Review the material line by line. Identify and copy every line that contains the string "indefinite".

----

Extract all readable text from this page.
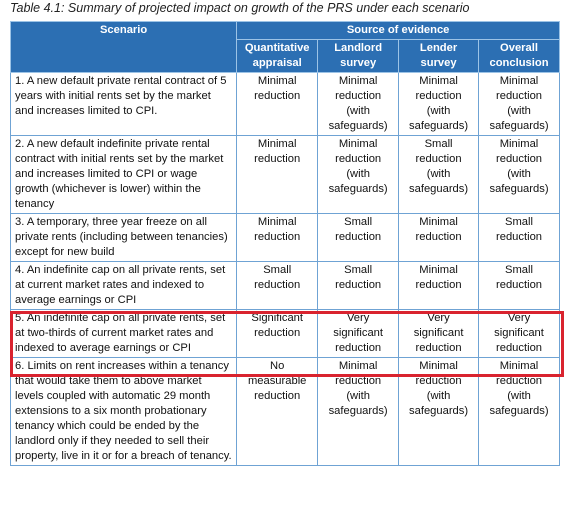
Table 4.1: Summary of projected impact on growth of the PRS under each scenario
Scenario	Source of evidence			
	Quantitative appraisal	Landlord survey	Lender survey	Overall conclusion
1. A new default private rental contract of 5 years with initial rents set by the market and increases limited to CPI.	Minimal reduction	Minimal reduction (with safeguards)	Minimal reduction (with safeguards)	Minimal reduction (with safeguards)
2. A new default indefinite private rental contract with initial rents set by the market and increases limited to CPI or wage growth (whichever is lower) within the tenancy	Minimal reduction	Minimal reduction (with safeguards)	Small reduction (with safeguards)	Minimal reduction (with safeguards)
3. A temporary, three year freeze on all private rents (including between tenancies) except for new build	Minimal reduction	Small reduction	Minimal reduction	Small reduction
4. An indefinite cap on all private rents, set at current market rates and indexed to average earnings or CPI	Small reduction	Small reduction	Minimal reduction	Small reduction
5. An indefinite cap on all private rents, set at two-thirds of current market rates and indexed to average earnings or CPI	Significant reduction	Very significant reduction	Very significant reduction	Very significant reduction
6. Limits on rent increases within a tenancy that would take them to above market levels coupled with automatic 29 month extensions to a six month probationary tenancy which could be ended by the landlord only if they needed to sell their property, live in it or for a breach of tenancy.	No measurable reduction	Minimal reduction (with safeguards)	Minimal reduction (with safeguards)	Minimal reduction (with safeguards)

----

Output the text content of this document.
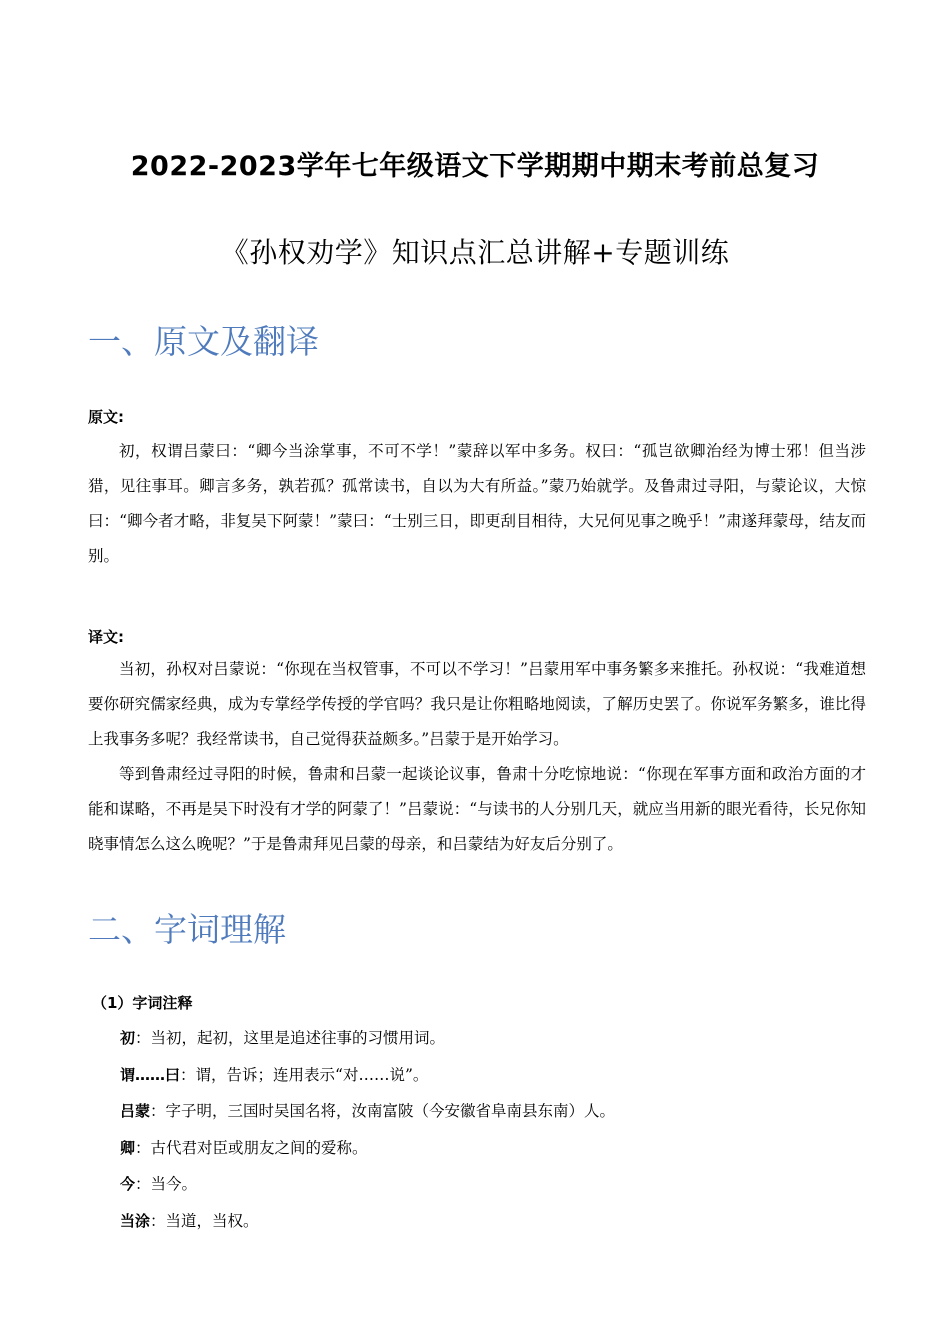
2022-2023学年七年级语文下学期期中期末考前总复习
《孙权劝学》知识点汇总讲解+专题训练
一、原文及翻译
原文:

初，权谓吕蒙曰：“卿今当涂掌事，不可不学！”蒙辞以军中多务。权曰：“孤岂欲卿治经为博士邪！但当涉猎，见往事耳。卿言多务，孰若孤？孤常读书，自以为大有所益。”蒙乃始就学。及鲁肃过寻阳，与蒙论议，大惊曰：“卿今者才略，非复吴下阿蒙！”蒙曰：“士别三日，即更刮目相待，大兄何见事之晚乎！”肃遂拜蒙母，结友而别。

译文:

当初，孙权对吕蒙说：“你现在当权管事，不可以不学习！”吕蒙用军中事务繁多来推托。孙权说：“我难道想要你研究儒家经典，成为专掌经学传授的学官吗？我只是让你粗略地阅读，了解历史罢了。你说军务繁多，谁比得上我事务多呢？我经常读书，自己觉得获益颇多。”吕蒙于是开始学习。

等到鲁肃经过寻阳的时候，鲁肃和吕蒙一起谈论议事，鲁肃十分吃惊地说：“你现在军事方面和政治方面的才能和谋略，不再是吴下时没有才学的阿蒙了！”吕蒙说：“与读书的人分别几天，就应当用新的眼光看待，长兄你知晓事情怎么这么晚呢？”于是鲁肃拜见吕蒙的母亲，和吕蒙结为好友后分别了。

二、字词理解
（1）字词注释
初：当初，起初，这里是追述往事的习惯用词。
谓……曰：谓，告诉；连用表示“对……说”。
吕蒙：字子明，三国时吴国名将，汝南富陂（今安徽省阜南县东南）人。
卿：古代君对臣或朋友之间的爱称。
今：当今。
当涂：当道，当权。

----

EXPECTED ANSWER:
2. A new default indefinite private rental contract with initial rents set by the market and increases limited to CPI or wage growth (whichever is lower) within the tenancy	Minimal reduction	Minimal reduction (with safeguards)	Small reduction (with safeguards)	Minimal reduction (with safeguards)
4. An indefinite cap on all private rents, set at current market rates and indexed to average earnings or CPI	Small reduction	Small reduction	Minimal reduction	Small reduction
5. An indefinite cap on all private rents, set at two-thirds of current market rates and indexed to average earnings or CPI	Significant reduction	Very significant reduction	Very significant reduction	Very significant reduction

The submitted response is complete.